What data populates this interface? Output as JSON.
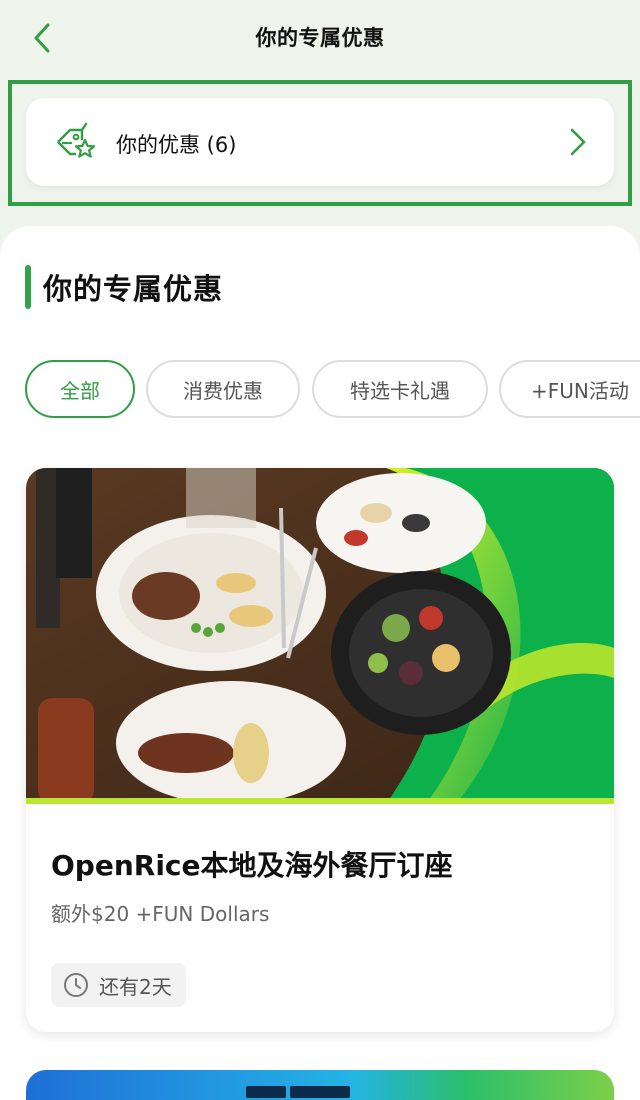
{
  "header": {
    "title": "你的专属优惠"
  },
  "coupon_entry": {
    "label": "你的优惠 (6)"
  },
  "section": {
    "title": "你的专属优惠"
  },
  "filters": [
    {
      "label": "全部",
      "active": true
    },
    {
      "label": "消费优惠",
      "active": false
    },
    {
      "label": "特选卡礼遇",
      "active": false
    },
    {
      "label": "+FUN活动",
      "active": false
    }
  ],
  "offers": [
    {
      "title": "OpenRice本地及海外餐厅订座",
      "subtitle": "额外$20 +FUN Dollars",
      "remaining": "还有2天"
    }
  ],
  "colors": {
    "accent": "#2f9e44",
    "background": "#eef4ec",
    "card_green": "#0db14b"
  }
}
++++
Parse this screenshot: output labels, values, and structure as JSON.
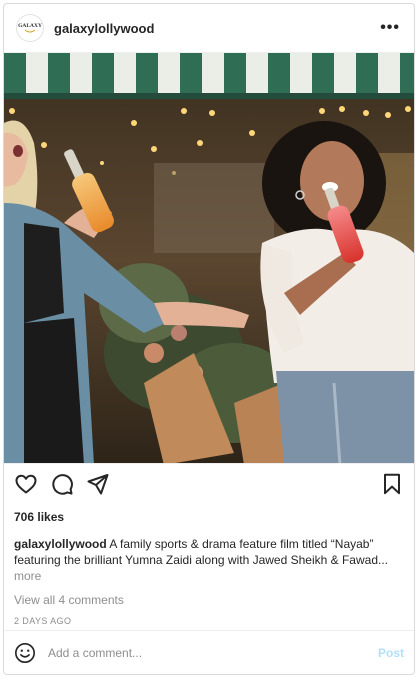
++++
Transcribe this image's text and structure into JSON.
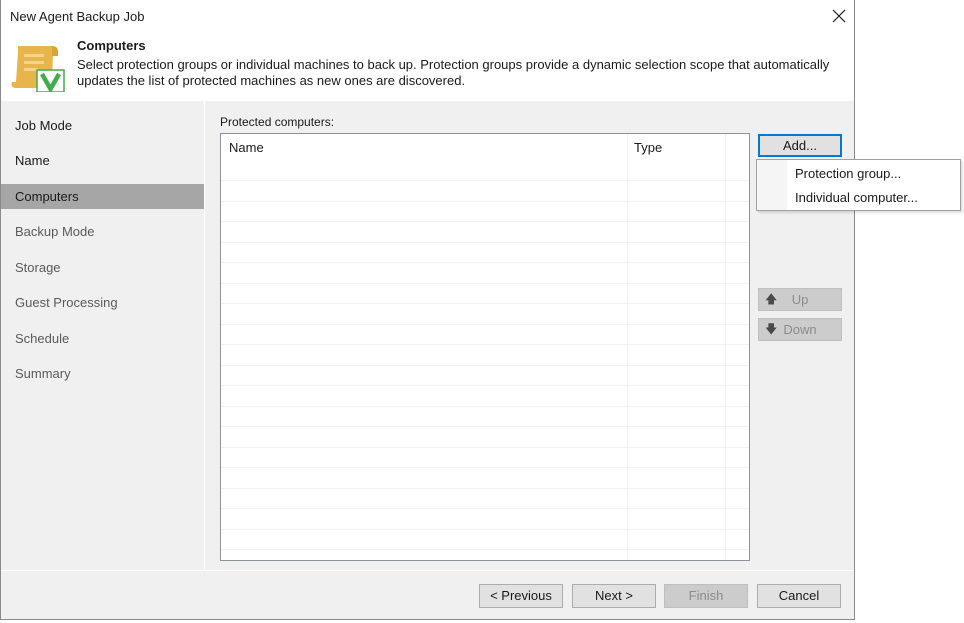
++++
Aim:
Tally the lines of the records holding the word "structure", then state only the tally.

Written answer:
2